* start RECORDS FOR THE EXERCISE *
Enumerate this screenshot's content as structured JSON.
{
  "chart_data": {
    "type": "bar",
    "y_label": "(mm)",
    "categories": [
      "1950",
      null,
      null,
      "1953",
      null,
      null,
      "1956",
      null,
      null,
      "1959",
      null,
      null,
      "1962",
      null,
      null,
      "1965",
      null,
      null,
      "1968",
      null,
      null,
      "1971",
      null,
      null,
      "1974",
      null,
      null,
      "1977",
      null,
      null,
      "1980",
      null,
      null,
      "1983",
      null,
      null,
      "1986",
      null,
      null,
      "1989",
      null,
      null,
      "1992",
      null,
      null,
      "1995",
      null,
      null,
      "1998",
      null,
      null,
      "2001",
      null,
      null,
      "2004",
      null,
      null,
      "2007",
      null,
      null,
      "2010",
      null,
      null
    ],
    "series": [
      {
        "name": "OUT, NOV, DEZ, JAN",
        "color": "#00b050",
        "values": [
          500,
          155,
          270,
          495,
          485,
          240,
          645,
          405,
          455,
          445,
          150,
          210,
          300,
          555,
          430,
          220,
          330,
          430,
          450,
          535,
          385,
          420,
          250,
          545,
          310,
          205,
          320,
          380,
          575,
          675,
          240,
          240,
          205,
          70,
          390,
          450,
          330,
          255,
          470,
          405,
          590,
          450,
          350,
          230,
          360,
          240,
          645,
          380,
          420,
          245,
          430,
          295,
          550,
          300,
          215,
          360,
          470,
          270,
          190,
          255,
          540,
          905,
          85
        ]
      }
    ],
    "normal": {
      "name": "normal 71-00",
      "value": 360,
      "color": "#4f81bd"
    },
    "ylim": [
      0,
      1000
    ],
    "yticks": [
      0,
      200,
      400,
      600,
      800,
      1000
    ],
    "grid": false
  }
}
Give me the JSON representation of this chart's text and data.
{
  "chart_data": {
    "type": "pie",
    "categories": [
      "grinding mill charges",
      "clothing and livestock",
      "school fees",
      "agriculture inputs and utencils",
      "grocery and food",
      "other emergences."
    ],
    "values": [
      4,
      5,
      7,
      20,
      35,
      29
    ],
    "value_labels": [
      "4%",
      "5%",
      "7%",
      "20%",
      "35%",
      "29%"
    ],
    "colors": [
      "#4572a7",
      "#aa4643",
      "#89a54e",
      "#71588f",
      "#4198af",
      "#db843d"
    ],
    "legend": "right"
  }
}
* end RECORDS FOR THE EXERCISE *
### WHAT THE TASK ASKS
Repeat the material above exactly.

### WRITTEN SOLUTION
Enumerate this screenshot's content as structured JSON.
{
  "chart_data": {
    "type": "bar",
    "y_label": "(mm)",
    "categories": [
      "1950",
      null,
      null,
      "1953",
      null,
      null,
      "1956",
      null,
      null,
      "1959",
      null,
      null,
      "1962",
      null,
      null,
      "1965",
      null,
      null,
      "1968",
      null,
      null,
      "1971",
      null,
      null,
      "1974",
      null,
      null,
      "1977",
      null,
      null,
      "1980",
      null,
      null,
      "1983",
      null,
      null,
      "1986",
      null,
      null,
      "1989",
      null,
      null,
      "1992",
      null,
      null,
      "1995",
      null,
      null,
      "1998",
      null,
      null,
      "2001",
      null,
      null,
      "2004",
      null,
      null,
      "2007",
      null,
      null,
      "2010",
      null,
      null
    ],
    "series": [
      {
        "name": "OUT, NOV, DEZ, JAN",
        "color": "#00b050",
        "values": [
          500,
          155,
          270,
          495,
          485,
          240,
          645,
          405,
          455,
          445,
          150,
          210,
          300,
          555,
          430,
          220,
          330,
          430,
          450,
          535,
          385,
          420,
          250,
          545,
          310,
          205,
          320,
          380,
          575,
          675,
          240,
          240,
          205,
          70,
          390,
          450,
          330,
          255,
          470,
          405,
          590,
          450,
          350,
          230,
          360,
          240,
          645,
          380,
          420,
          245,
          430,
          295,
          550,
          300,
          215,
          360,
          470,
          270,
          190,
          255,
          540,
          905,
          85
        ]
      }
    ],
    "normal": {
      "name": "normal 71-00",
      "value": 360,
      "color": "#4f81bd"
    },
    "ylim": [
      0,
      1000
    ],
    "yticks": [
      0,
      200,
      400,
      600,
      800,
      1000
    ],
    "grid": false
  }
}
Give me the JSON representation of this chart's text and data.
{
  "chart_data": {
    "type": "pie",
    "categories": [
      "grinding mill charges",
      "clothing and livestock",
      "school fees",
      "agriculture inputs and utencils",
      "grocery and food",
      "other emergences."
    ],
    "values": [
      4,
      5,
      7,
      20,
      35,
      29
    ],
    "value_labels": [
      "4%",
      "5%",
      "7%",
      "20%",
      "35%",
      "29%"
    ],
    "colors": [
      "#4572a7",
      "#aa4643",
      "#89a54e",
      "#71588f",
      "#4198af",
      "#db843d"
    ],
    "legend": "right"
  }
}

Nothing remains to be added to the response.